:: TEXTE FOURNI

Il est reproché à la Dr Izard d'avoir pris parti pour la mère de sa patiente en la conseillant dans la réalisation d'une vidéo illustrant les maltraitances du père à l'aide de playmobils. Sont aussi en cause des lettres, au juge des enfants notamment et au procureur, où la Dr Izard présente la mère comme parent protecteur et bienveillant, et qualifie le père de maltraitant, tout en critiquant le travail des enquêtrices qui a conduit au classement sans suite d'une procédure pénale contre ce dernier.
Selon le Conseil départemental de Haute-Garonne, la Dr Izard, par ailleurs présidente du Reppea (Réseau de professionnels pour la protection de l’enfance et de l'adolescence) aurait eu une « démarche militante » qui l'aurait empêché d'agir avec « prudence et circonspection » : « le rôle des médecins est de signaler, pas de donner des conseils à la mère ou aux enfants, ni d'écrire au juge en dénigrant le travail des enquêteurs », a plaidé Me Maïalen Contis, conseil du CDOM 31.

::::

▸ CONSIGNES:
1 – Réécrivez sous forme de liste le paragraphe du texte fourni qui commence par « Il est reproché à la Dr Izard », en gardant ses faits principaux.
2 – Poursuivez l'article sur les reproches faits à la Dr Izard après sa dernière phrase.

:: DONNÉES AFFICHÉES

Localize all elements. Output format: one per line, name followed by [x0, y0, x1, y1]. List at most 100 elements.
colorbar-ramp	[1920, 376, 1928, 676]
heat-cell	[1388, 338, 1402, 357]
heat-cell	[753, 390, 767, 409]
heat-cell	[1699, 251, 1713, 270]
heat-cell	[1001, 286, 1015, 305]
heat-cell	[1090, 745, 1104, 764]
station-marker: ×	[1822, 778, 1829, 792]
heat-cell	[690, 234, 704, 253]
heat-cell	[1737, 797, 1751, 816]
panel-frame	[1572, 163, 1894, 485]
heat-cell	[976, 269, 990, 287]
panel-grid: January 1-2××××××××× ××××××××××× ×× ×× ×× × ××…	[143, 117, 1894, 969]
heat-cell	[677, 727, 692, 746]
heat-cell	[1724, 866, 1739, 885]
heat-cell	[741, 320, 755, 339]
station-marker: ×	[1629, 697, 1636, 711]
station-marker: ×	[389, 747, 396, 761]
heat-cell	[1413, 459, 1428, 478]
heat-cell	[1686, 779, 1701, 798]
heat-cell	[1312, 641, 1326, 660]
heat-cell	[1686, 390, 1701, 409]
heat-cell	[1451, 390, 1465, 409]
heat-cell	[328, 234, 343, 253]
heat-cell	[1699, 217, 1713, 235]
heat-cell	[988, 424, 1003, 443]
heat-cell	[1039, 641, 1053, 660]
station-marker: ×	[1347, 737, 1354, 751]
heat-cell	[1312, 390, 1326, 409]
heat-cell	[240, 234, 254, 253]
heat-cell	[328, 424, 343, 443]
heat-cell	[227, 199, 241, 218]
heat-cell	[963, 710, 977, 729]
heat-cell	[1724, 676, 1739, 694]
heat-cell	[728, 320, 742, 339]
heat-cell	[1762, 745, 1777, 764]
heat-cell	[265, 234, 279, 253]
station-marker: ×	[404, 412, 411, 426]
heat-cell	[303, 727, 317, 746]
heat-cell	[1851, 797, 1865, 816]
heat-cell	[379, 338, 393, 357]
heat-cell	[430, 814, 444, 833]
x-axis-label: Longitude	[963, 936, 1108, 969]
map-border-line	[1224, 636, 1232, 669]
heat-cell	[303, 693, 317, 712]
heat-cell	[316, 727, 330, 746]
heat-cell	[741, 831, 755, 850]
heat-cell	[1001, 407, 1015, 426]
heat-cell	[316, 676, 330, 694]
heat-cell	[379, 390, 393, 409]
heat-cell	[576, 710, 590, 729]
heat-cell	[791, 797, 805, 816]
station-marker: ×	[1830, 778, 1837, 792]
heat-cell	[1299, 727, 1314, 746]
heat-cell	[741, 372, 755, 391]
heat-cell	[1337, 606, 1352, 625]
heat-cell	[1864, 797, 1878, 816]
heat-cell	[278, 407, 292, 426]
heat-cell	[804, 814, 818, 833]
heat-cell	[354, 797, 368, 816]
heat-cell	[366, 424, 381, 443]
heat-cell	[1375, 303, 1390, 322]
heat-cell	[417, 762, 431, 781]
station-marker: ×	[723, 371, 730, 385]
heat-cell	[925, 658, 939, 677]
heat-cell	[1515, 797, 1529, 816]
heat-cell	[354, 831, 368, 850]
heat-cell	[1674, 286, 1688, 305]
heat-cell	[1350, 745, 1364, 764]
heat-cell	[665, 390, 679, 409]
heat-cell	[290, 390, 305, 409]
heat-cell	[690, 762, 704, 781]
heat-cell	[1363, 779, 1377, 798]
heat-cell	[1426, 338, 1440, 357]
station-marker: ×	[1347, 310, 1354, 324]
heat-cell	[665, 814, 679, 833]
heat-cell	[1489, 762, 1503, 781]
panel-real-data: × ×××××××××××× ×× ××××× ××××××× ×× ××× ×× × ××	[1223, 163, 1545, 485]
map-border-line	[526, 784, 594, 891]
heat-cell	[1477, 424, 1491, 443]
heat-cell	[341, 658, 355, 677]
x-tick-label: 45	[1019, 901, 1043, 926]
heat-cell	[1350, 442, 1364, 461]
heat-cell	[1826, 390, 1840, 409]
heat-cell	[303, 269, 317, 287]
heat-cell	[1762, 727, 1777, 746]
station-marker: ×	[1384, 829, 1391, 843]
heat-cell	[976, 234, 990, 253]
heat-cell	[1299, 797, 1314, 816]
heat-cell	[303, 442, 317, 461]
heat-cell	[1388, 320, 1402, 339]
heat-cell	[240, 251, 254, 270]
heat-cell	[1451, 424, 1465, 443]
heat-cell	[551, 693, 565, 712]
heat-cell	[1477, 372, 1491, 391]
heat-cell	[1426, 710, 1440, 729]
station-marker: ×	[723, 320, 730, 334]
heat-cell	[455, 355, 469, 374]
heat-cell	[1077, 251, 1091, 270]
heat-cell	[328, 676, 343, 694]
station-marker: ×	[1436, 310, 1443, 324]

::::

▸ RÉPONSES PAR CONSIGNE:
1 –
- On reproche à la Dr Izard d'avoir pris parti pour la mère de sa patiente. Elle l'a conseillée pour réaliser une vidéo qui illustrait avec des playmobils les maltraitances du père.
- Des lettres sont aussi en cause, notamment au juge des enfants et au procureur. La Dr Izard y présente la mère comme un parent protecteur et bienveillant et qualifie le père de maltraitant.
- Dans ces lettres, elle critique le travail des enquêtrices qui a conduit au classement sans suite d'une procédure pénale contre le père.

2 –
Conseils de vie et prise en compte de l'environnement du patient
« C'est le rôle du médecin psychiatre que de répondre aux questions du patient : juger si mes réponses relèvent du domaine médical est délicat : psychiatres, nous donnons des conseils de vie en permanence », a répondu la Dr Izard, qui assurait seule sa défense (après avoir été défendue par Me Fabrice Di Vizio, figure des antivax). Réfutant toute intervention dans la réalisation de la vidéo (et même, soulignant avoir insisté sur l'anonymisation du père), la Dr Izard justifie l'aide apportée à la mère par le principe selon lequel « le praticien doit donner des soins et être le défenseur des droits des personnes fragiles ».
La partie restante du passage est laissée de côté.